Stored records
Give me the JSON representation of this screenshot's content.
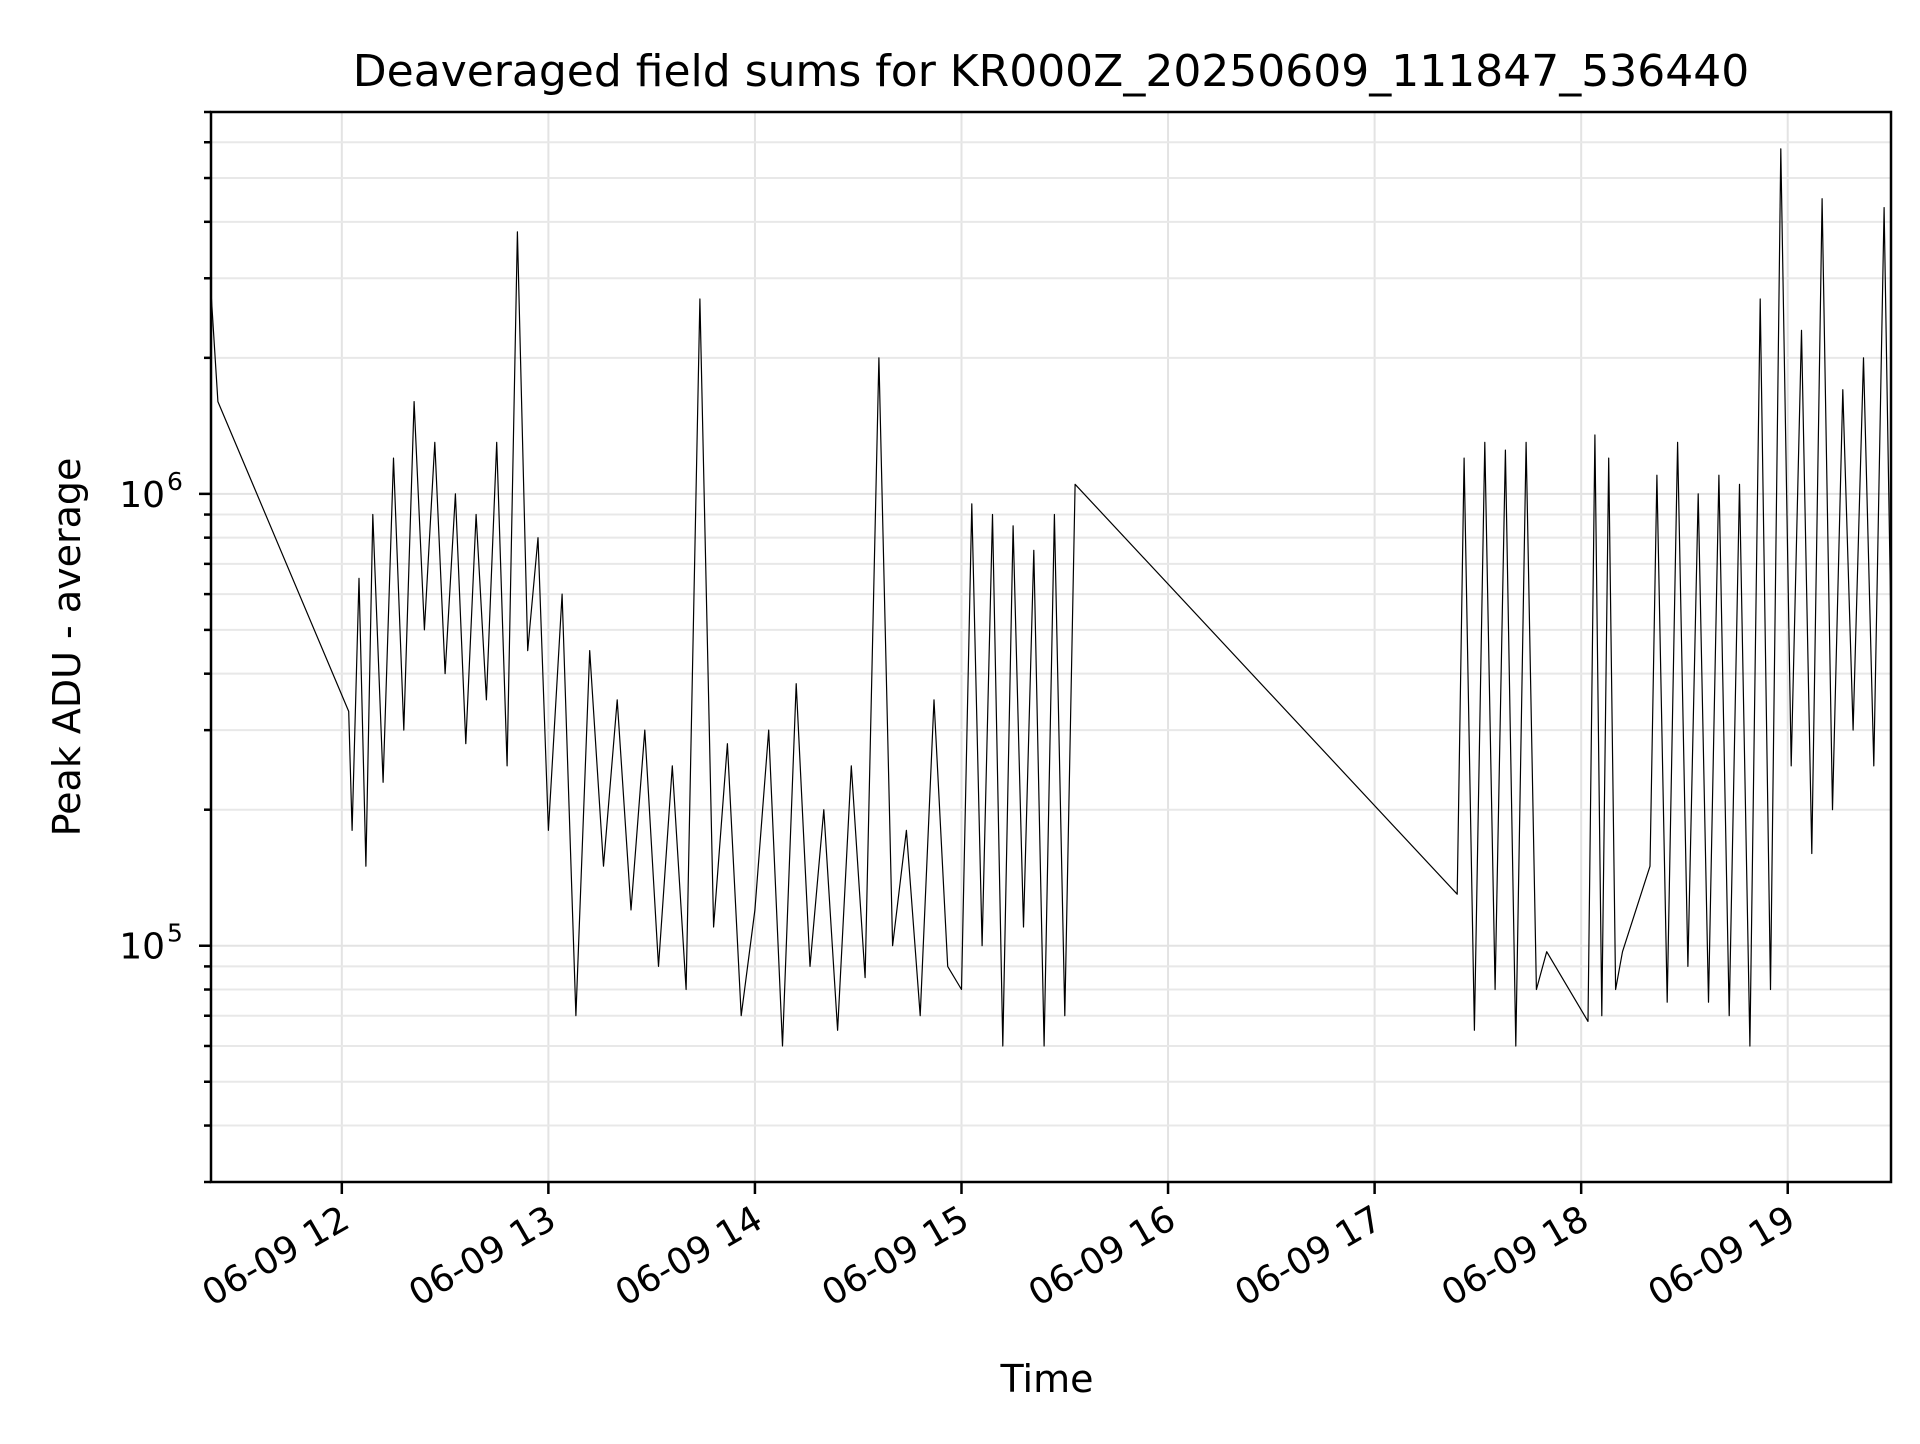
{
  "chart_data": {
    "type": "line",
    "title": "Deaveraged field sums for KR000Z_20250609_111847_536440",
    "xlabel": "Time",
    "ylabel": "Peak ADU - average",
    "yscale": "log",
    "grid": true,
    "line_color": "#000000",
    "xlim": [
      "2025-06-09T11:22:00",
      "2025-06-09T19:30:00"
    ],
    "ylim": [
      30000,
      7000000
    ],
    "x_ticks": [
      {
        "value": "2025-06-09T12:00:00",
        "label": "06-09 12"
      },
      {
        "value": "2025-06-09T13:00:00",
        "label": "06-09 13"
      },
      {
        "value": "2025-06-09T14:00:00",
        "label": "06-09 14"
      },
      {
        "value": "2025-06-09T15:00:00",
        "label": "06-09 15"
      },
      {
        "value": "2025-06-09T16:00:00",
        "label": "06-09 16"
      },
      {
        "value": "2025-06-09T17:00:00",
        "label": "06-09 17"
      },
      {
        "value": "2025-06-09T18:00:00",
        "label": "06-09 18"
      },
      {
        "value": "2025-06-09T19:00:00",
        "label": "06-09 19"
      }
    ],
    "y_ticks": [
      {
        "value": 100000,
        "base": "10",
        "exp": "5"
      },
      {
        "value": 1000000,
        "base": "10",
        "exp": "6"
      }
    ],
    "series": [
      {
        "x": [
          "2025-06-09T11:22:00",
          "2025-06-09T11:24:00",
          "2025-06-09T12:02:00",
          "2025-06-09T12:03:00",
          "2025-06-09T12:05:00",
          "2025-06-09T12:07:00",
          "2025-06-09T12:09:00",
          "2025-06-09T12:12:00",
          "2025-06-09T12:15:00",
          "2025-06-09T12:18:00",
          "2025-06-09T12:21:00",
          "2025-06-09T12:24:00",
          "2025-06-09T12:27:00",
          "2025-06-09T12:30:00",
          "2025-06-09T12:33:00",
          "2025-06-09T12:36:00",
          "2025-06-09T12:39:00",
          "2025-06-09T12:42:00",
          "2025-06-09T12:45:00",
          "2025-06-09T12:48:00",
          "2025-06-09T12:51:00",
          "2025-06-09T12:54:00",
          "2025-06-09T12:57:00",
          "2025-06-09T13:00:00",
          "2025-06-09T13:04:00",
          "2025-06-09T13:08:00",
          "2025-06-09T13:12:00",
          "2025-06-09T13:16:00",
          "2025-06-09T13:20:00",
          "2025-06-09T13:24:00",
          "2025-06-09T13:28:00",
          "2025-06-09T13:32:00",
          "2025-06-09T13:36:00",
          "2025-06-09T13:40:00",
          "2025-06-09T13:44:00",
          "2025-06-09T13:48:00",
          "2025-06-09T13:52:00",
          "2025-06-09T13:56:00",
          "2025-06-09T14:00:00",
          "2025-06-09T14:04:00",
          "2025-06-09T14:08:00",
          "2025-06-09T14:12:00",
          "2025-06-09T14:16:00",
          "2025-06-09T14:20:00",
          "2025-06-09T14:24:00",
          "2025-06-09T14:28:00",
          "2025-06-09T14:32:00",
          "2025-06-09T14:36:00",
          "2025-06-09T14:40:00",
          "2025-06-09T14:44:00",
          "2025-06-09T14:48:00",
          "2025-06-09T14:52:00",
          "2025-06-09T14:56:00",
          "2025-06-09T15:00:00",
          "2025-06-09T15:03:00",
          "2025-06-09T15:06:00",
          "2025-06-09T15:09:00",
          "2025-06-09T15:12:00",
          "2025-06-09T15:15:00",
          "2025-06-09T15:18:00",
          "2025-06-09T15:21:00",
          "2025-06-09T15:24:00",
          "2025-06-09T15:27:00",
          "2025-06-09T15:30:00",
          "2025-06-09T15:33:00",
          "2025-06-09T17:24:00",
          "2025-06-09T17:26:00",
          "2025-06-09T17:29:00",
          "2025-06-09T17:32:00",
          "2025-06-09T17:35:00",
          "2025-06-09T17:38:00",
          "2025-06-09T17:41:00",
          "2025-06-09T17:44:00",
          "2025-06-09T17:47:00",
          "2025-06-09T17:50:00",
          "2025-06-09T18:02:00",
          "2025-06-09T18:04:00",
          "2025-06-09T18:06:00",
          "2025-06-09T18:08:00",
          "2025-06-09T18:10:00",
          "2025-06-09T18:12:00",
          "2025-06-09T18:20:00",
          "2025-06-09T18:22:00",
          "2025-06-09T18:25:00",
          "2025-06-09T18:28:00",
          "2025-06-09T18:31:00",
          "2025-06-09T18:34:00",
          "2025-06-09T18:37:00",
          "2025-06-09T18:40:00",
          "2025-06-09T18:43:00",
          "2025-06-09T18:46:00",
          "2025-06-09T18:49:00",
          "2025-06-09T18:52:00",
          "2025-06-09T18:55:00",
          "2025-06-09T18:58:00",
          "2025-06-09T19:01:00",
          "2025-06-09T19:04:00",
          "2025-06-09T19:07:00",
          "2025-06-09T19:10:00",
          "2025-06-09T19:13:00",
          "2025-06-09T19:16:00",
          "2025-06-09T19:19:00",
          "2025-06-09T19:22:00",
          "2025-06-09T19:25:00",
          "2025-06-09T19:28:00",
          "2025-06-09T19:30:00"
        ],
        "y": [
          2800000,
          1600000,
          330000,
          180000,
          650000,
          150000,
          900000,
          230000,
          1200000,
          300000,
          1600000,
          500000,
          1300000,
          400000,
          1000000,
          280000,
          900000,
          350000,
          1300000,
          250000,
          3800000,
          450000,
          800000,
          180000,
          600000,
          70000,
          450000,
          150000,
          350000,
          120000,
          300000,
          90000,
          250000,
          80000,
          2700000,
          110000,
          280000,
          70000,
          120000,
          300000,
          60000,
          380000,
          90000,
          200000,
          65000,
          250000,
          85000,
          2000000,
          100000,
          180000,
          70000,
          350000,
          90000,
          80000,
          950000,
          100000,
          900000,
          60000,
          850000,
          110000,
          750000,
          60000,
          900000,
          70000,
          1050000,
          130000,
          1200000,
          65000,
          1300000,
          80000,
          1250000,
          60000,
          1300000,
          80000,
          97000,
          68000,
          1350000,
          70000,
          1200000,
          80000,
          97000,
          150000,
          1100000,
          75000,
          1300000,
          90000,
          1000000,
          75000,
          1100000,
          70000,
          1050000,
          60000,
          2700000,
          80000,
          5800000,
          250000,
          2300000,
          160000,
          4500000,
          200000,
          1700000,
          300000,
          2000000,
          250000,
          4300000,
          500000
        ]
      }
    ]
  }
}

== Objective ==
Leave out the pictures and print every line of the data exactly.

== Response to this task ==
Give me the JSON representation of this screenshot's content.
{
  "chart_data": {
    "type": "line",
    "title": "Deaveraged field sums for KR000Z_20250609_111847_536440",
    "xlabel": "Time",
    "ylabel": "Peak ADU - average",
    "yscale": "log",
    "grid": true,
    "line_color": "#000000",
    "xlim": [
      "2025-06-09T11:22:00",
      "2025-06-09T19:30:00"
    ],
    "ylim": [
      30000,
      7000000
    ],
    "x_ticks": [
      {
        "value": "2025-06-09T12:00:00",
        "label": "06-09 12"
      },
      {
        "value": "2025-06-09T13:00:00",
        "label": "06-09 13"
      },
      {
        "value": "2025-06-09T14:00:00",
        "label": "06-09 14"
      },
      {
        "value": "2025-06-09T15:00:00",
        "label": "06-09 15"
      },
      {
        "value": "2025-06-09T16:00:00",
        "label": "06-09 16"
      },
      {
        "value": "2025-06-09T17:00:00",
        "label": "06-09 17"
      },
      {
        "value": "2025-06-09T18:00:00",
        "label": "06-09 18"
      },
      {
        "value": "2025-06-09T19:00:00",
        "label": "06-09 19"
      }
    ],
    "y_ticks": [
      {
        "value": 100000,
        "base": "10",
        "exp": "5"
      },
      {
        "value": 1000000,
        "base": "10",
        "exp": "6"
      }
    ],
    "series": [
      {
        "x": [
          "2025-06-09T11:22:00",
          "2025-06-09T11:24:00",
          "2025-06-09T12:02:00",
          "2025-06-09T12:03:00",
          "2025-06-09T12:05:00",
          "2025-06-09T12:07:00",
          "2025-06-09T12:09:00",
          "2025-06-09T12:12:00",
          "2025-06-09T12:15:00",
          "2025-06-09T12:18:00",
          "2025-06-09T12:21:00",
          "2025-06-09T12:24:00",
          "2025-06-09T12:27:00",
          "2025-06-09T12:30:00",
          "2025-06-09T12:33:00",
          "2025-06-09T12:36:00",
          "2025-06-09T12:39:00",
          "2025-06-09T12:42:00",
          "2025-06-09T12:45:00",
          "2025-06-09T12:48:00",
          "2025-06-09T12:51:00",
          "2025-06-09T12:54:00",
          "2025-06-09T12:57:00",
          "2025-06-09T13:00:00",
          "2025-06-09T13:04:00",
          "2025-06-09T13:08:00",
          "2025-06-09T13:12:00",
          "2025-06-09T13:16:00",
          "2025-06-09T13:20:00",
          "2025-06-09T13:24:00",
          "2025-06-09T13:28:00",
          "2025-06-09T13:32:00",
          "2025-06-09T13:36:00",
          "2025-06-09T13:40:00",
          "2025-06-09T13:44:00",
          "2025-06-09T13:48:00",
          "2025-06-09T13:52:00",
          "2025-06-09T13:56:00",
          "2025-06-09T14:00:00",
          "2025-06-09T14:04:00",
          "2025-06-09T14:08:00",
          "2025-06-09T14:12:00",
          "2025-06-09T14:16:00",
          "2025-06-09T14:20:00",
          "2025-06-09T14:24:00",
          "2025-06-09T14:28:00",
          "2025-06-09T14:32:00",
          "2025-06-09T14:36:00",
          "2025-06-09T14:40:00",
          "2025-06-09T14:44:00",
          "2025-06-09T14:48:00",
          "2025-06-09T14:52:00",
          "2025-06-09T14:56:00",
          "2025-06-09T15:00:00",
          "2025-06-09T15:03:00",
          "2025-06-09T15:06:00",
          "2025-06-09T15:09:00",
          "2025-06-09T15:12:00",
          "2025-06-09T15:15:00",
          "2025-06-09T15:18:00",
          "2025-06-09T15:21:00",
          "2025-06-09T15:24:00",
          "2025-06-09T15:27:00",
          "2025-06-09T15:30:00",
          "2025-06-09T15:33:00",
          "2025-06-09T17:24:00",
          "2025-06-09T17:26:00",
          "2025-06-09T17:29:00",
          "2025-06-09T17:32:00",
          "2025-06-09T17:35:00",
          "2025-06-09T17:38:00",
          "2025-06-09T17:41:00",
          "2025-06-09T17:44:00",
          "2025-06-09T17:47:00",
          "2025-06-09T17:50:00",
          "2025-06-09T18:02:00",
          "2025-06-09T18:04:00",
          "2025-06-09T18:06:00",
          "2025-06-09T18:08:00",
          "2025-06-09T18:10:00",
          "2025-06-09T18:12:00",
          "2025-06-09T18:20:00",
          "2025-06-09T18:22:00",
          "2025-06-09T18:25:00",
          "2025-06-09T18:28:00",
          "2025-06-09T18:31:00",
          "2025-06-09T18:34:00",
          "2025-06-09T18:37:00",
          "2025-06-09T18:40:00",
          "2025-06-09T18:43:00",
          "2025-06-09T18:46:00",
          "2025-06-09T18:49:00",
          "2025-06-09T18:52:00",
          "2025-06-09T18:55:00",
          "2025-06-09T18:58:00",
          "2025-06-09T19:01:00",
          "2025-06-09T19:04:00",
          "2025-06-09T19:07:00",
          "2025-06-09T19:10:00",
          "2025-06-09T19:13:00",
          "2025-06-09T19:16:00",
          "2025-06-09T19:19:00",
          "2025-06-09T19:22:00",
          "2025-06-09T19:25:00",
          "2025-06-09T19:28:00",
          "2025-06-09T19:30:00"
        ],
        "y": [
          2800000,
          1600000,
          330000,
          180000,
          650000,
          150000,
          900000,
          230000,
          1200000,
          300000,
          1600000,
          500000,
          1300000,
          400000,
          1000000,
          280000,
          900000,
          350000,
          1300000,
          250000,
          3800000,
          450000,
          800000,
          180000,
          600000,
          70000,
          450000,
          150000,
          350000,
          120000,
          300000,
          90000,
          250000,
          80000,
          2700000,
          110000,
          280000,
          70000,
          120000,
          300000,
          60000,
          380000,
          90000,
          200000,
          65000,
          250000,
          85000,
          2000000,
          100000,
          180000,
          70000,
          350000,
          90000,
          80000,
          950000,
          100000,
          900000,
          60000,
          850000,
          110000,
          750000,
          60000,
          900000,
          70000,
          1050000,
          130000,
          1200000,
          65000,
          1300000,
          80000,
          1250000,
          60000,
          1300000,
          80000,
          97000,
          68000,
          1350000,
          70000,
          1200000,
          80000,
          97000,
          150000,
          1100000,
          75000,
          1300000,
          90000,
          1000000,
          75000,
          1100000,
          70000,
          1050000,
          60000,
          2700000,
          80000,
          5800000,
          250000,
          2300000,
          160000,
          4500000,
          200000,
          1700000,
          300000,
          2000000,
          250000,
          4300000,
          500000
        ]
      }
    ]
  }
}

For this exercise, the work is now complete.